▶ _WRITTEN INSTRUCTION_: Below is a block of records; return all of them exactly, but without the images.

Records that describe figures:

[BEGIN]

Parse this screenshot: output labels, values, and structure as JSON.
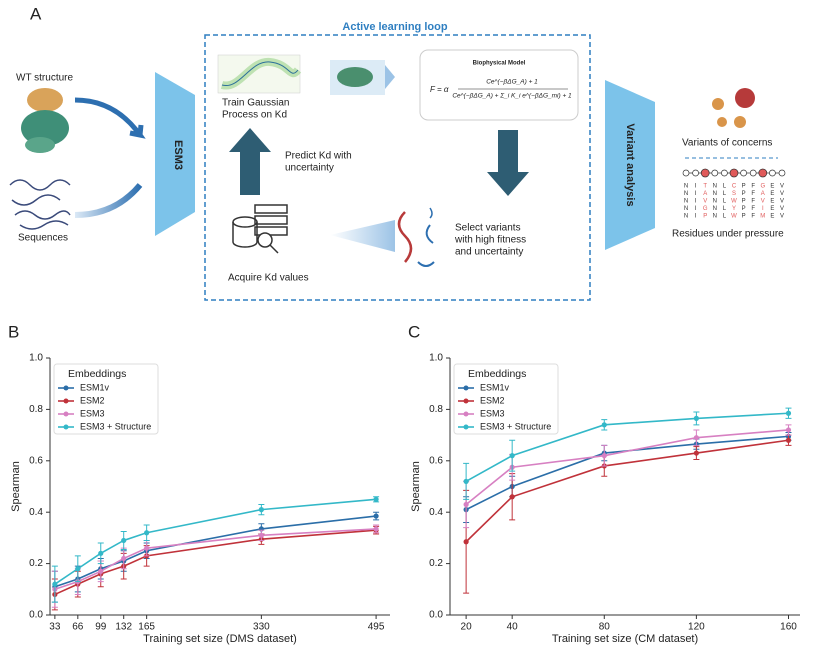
{
  "panel_a": {
    "label": "A",
    "loop_title": "Active learning loop",
    "wt_structure": "WT structure",
    "sequences": "Sequences",
    "esm3": "ESM3",
    "train": [
      "Train Gaussian",
      "Process on Kd"
    ],
    "biophysical_title": "Biophysical Model",
    "formula": {
      "lhs": "F = α",
      "numerator": "Ce^(−βΔG_A) + 1",
      "denominator": "Ce^(−βΔG_A) + Σ_i K_i e^(−βΔG_mi) + 1"
    },
    "predict": [
      "Predict Kd with",
      "uncertainty"
    ],
    "acquire": "Acquire Kd values",
    "select": [
      "Select variants",
      "with high fitness",
      "and uncertainty"
    ],
    "variant_analysis": "Variant analysis",
    "variants_of_concerns": "Variants of concerns",
    "residues_under_pressure": "Residues under pressure",
    "residue_columns": [
      {
        "letters": [
          "N",
          "N",
          "N",
          "N",
          "N"
        ],
        "color": "#333333"
      },
      {
        "letters": [
          "I",
          "I",
          "I",
          "I",
          "I"
        ],
        "color": "#333333"
      },
      {
        "letters": [
          "T",
          "A",
          "V",
          "G",
          "P"
        ],
        "color": "#e05a5a"
      },
      {
        "letters": [
          "N",
          "N",
          "N",
          "N",
          "N"
        ],
        "color": "#333333"
      },
      {
        "letters": [
          "L",
          "L",
          "L",
          "L",
          "L"
        ],
        "color": "#333333"
      },
      {
        "letters": [
          "C",
          "S",
          "W",
          "Y",
          "W"
        ],
        "color": "#e05a5a"
      },
      {
        "letters": [
          "P",
          "P",
          "P",
          "P",
          "P"
        ],
        "color": "#333333"
      },
      {
        "letters": [
          "F",
          "F",
          "F",
          "F",
          "F"
        ],
        "color": "#333333"
      },
      {
        "letters": [
          "G",
          "A",
          "V",
          "I",
          "M"
        ],
        "color": "#e05a5a"
      },
      {
        "letters": [
          "E",
          "E",
          "E",
          "E",
          "E"
        ],
        "color": "#333333"
      },
      {
        "letters": [
          "V",
          "V",
          "V",
          "V",
          "V"
        ],
        "color": "#333333"
      }
    ]
  },
  "chart_data": [
    {
      "type": "line",
      "panel": "B",
      "xlabel": "Training set size (DMS dataset)",
      "ylabel": "Spearman",
      "legend_title": "Embeddings",
      "legend": "upper left",
      "grid": false,
      "x": [
        33,
        66,
        99,
        132,
        165,
        330,
        495
      ],
      "xlim": [
        26,
        515
      ],
      "xticks": [
        33,
        66,
        99,
        132,
        165,
        330,
        495
      ],
      "ylim": [
        0,
        1
      ],
      "yticks": [
        {
          "value": 0,
          "label": "0.0"
        },
        {
          "value": 0.2,
          "label": "0.2"
        },
        {
          "value": 0.4,
          "label": "0.4"
        },
        {
          "value": 0.6,
          "label": "0.6"
        },
        {
          "value": 0.8,
          "label": "0.8"
        },
        {
          "value": 1,
          "label": "1.0"
        }
      ],
      "series": [
        {
          "name": "ESM1v",
          "color": "#2b6ea8",
          "values": [
            0.11,
            0.14,
            0.18,
            0.21,
            0.25,
            0.335,
            0.385
          ],
          "errors": [
            0.06,
            0.05,
            0.04,
            0.04,
            0.03,
            0.02,
            0.015
          ]
        },
        {
          "name": "ESM2",
          "color": "#c0323a",
          "values": [
            0.08,
            0.12,
            0.16,
            0.19,
            0.23,
            0.295,
            0.33
          ],
          "errors": [
            0.06,
            0.05,
            0.05,
            0.05,
            0.04,
            0.02,
            0.015
          ]
        },
        {
          "name": "ESM3",
          "color": "#d780c2",
          "values": [
            0.1,
            0.13,
            0.17,
            0.22,
            0.26,
            0.31,
            0.335
          ],
          "errors": [
            0.07,
            0.05,
            0.04,
            0.04,
            0.03,
            0.02,
            0.015
          ]
        },
        {
          "name": "ESM3 + Structure",
          "color": "#33b8c8",
          "values": [
            0.12,
            0.18,
            0.24,
            0.29,
            0.32,
            0.41,
            0.45
          ],
          "errors": [
            0.07,
            0.05,
            0.04,
            0.035,
            0.03,
            0.02,
            0.01
          ]
        }
      ]
    },
    {
      "type": "line",
      "panel": "C",
      "xlabel": "Training set size (CM dataset)",
      "ylabel": "Spearman",
      "legend_title": "Embeddings",
      "legend": "upper left",
      "grid": false,
      "x": [
        20,
        40,
        80,
        120,
        160
      ],
      "xlim": [
        13,
        165
      ],
      "xticks": [
        20,
        40,
        80,
        120,
        160
      ],
      "ylim": [
        0,
        1
      ],
      "yticks": [
        {
          "value": 0,
          "label": "0.0"
        },
        {
          "value": 0.2,
          "label": "0.2"
        },
        {
          "value": 0.4,
          "label": "0.4"
        },
        {
          "value": 0.6,
          "label": "0.6"
        },
        {
          "value": 0.8,
          "label": "0.8"
        },
        {
          "value": 1,
          "label": "1.0"
        }
      ],
      "series": [
        {
          "name": "ESM1v",
          "color": "#2b6ea8",
          "values": [
            0.41,
            0.5,
            0.63,
            0.665,
            0.695
          ],
          "errors": [
            0.05,
            0.04,
            0.03,
            0.02,
            0.015
          ]
        },
        {
          "name": "ESM2",
          "color": "#c0323a",
          "values": [
            0.285,
            0.46,
            0.58,
            0.63,
            0.68
          ],
          "errors": [
            0.2,
            0.09,
            0.04,
            0.025,
            0.02
          ]
        },
        {
          "name": "ESM3",
          "color": "#d780c2",
          "values": [
            0.43,
            0.575,
            0.62,
            0.69,
            0.72
          ],
          "errors": [
            0.09,
            0.05,
            0.04,
            0.03,
            0.02
          ]
        },
        {
          "name": "ESM3 + Structure",
          "color": "#33b8c8",
          "values": [
            0.52,
            0.62,
            0.74,
            0.765,
            0.785
          ],
          "errors": [
            0.07,
            0.06,
            0.02,
            0.025,
            0.02
          ]
        }
      ]
    }
  ]
}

[END]

▶ _EXERCISE SOLUTION_:
Parse this screenshot: output labels, values, and structure as JSON.
{
  "panel_a": {
    "label": "A",
    "loop_title": "Active learning loop",
    "wt_structure": "WT structure",
    "sequences": "Sequences",
    "esm3": "ESM3",
    "train": [
      "Train Gaussian",
      "Process on Kd"
    ],
    "biophysical_title": "Biophysical Model",
    "formula": {
      "lhs": "F = α",
      "numerator": "Ce^(−βΔG_A) + 1",
      "denominator": "Ce^(−βΔG_A) + Σ_i K_i e^(−βΔG_mi) + 1"
    },
    "predict": [
      "Predict Kd with",
      "uncertainty"
    ],
    "acquire": "Acquire Kd values",
    "select": [
      "Select variants",
      "with high fitness",
      "and uncertainty"
    ],
    "variant_analysis": "Variant analysis",
    "variants_of_concerns": "Variants of concerns",
    "residues_under_pressure": "Residues under pressure",
    "residue_columns": [
      {
        "letters": [
          "N",
          "N",
          "N",
          "N",
          "N"
        ],
        "color": "#333333"
      },
      {
        "letters": [
          "I",
          "I",
          "I",
          "I",
          "I"
        ],
        "color": "#333333"
      },
      {
        "letters": [
          "T",
          "A",
          "V",
          "G",
          "P"
        ],
        "color": "#e05a5a"
      },
      {
        "letters": [
          "N",
          "N",
          "N",
          "N",
          "N"
        ],
        "color": "#333333"
      },
      {
        "letters": [
          "L",
          "L",
          "L",
          "L",
          "L"
        ],
        "color": "#333333"
      },
      {
        "letters": [
          "C",
          "S",
          "W",
          "Y",
          "W"
        ],
        "color": "#e05a5a"
      },
      {
        "letters": [
          "P",
          "P",
          "P",
          "P",
          "P"
        ],
        "color": "#333333"
      },
      {
        "letters": [
          "F",
          "F",
          "F",
          "F",
          "F"
        ],
        "color": "#333333"
      },
      {
        "letters": [
          "G",
          "A",
          "V",
          "I",
          "M"
        ],
        "color": "#e05a5a"
      },
      {
        "letters": [
          "E",
          "E",
          "E",
          "E",
          "E"
        ],
        "color": "#333333"
      },
      {
        "letters": [
          "V",
          "V",
          "V",
          "V",
          "V"
        ],
        "color": "#333333"
      }
    ]
  },
  "chart_data": [
    {
      "type": "line",
      "panel": "B",
      "xlabel": "Training set size (DMS dataset)",
      "ylabel": "Spearman",
      "legend_title": "Embeddings",
      "legend": "upper left",
      "grid": false,
      "x": [
        33,
        66,
        99,
        132,
        165,
        330,
        495
      ],
      "xlim": [
        26,
        515
      ],
      "xticks": [
        33,
        66,
        99,
        132,
        165,
        330,
        495
      ],
      "ylim": [
        0,
        1
      ],
      "yticks": [
        {
          "value": 0,
          "label": "0.0"
        },
        {
          "value": 0.2,
          "label": "0.2"
        },
        {
          "value": 0.4,
          "label": "0.4"
        },
        {
          "value": 0.6,
          "label": "0.6"
        },
        {
          "value": 0.8,
          "label": "0.8"
        },
        {
          "value": 1,
          "label": "1.0"
        }
      ],
      "series": [
        {
          "name": "ESM1v",
          "color": "#2b6ea8",
          "values": [
            0.11,
            0.14,
            0.18,
            0.21,
            0.25,
            0.335,
            0.385
          ],
          "errors": [
            0.06,
            0.05,
            0.04,
            0.04,
            0.03,
            0.02,
            0.015
          ]
        },
        {
          "name": "ESM2",
          "color": "#c0323a",
          "values": [
            0.08,
            0.12,
            0.16,
            0.19,
            0.23,
            0.295,
            0.33
          ],
          "errors": [
            0.06,
            0.05,
            0.05,
            0.05,
            0.04,
            0.02,
            0.015
          ]
        },
        {
          "name": "ESM3",
          "color": "#d780c2",
          "values": [
            0.1,
            0.13,
            0.17,
            0.22,
            0.26,
            0.31,
            0.335
          ],
          "errors": [
            0.07,
            0.05,
            0.04,
            0.04,
            0.03,
            0.02,
            0.015
          ]
        },
        {
          "name": "ESM3 + Structure",
          "color": "#33b8c8",
          "values": [
            0.12,
            0.18,
            0.24,
            0.29,
            0.32,
            0.41,
            0.45
          ],
          "errors": [
            0.07,
            0.05,
            0.04,
            0.035,
            0.03,
            0.02,
            0.01
          ]
        }
      ]
    },
    {
      "type": "line",
      "panel": "C",
      "xlabel": "Training set size (CM dataset)",
      "ylabel": "Spearman",
      "legend_title": "Embeddings",
      "legend": "upper left",
      "grid": false,
      "x": [
        20,
        40,
        80,
        120,
        160
      ],
      "xlim": [
        13,
        165
      ],
      "xticks": [
        20,
        40,
        80,
        120,
        160
      ],
      "ylim": [
        0,
        1
      ],
      "yticks": [
        {
          "value": 0,
          "label": "0.0"
        },
        {
          "value": 0.2,
          "label": "0.2"
        },
        {
          "value": 0.4,
          "label": "0.4"
        },
        {
          "value": 0.6,
          "label": "0.6"
        },
        {
          "value": 0.8,
          "label": "0.8"
        },
        {
          "value": 1,
          "label": "1.0"
        }
      ],
      "series": [
        {
          "name": "ESM1v",
          "color": "#2b6ea8",
          "values": [
            0.41,
            0.5,
            0.63,
            0.665,
            0.695
          ],
          "errors": [
            0.05,
            0.04,
            0.03,
            0.02,
            0.015
          ]
        },
        {
          "name": "ESM2",
          "color": "#c0323a",
          "values": [
            0.285,
            0.46,
            0.58,
            0.63,
            0.68
          ],
          "errors": [
            0.2,
            0.09,
            0.04,
            0.025,
            0.02
          ]
        },
        {
          "name": "ESM3",
          "color": "#d780c2",
          "values": [
            0.43,
            0.575,
            0.62,
            0.69,
            0.72
          ],
          "errors": [
            0.09,
            0.05,
            0.04,
            0.03,
            0.02
          ]
        },
        {
          "name": "ESM3 + Structure",
          "color": "#33b8c8",
          "values": [
            0.52,
            0.62,
            0.74,
            0.765,
            0.785
          ],
          "errors": [
            0.07,
            0.06,
            0.02,
            0.025,
            0.02
          ]
        }
      ]
    }
  ]
}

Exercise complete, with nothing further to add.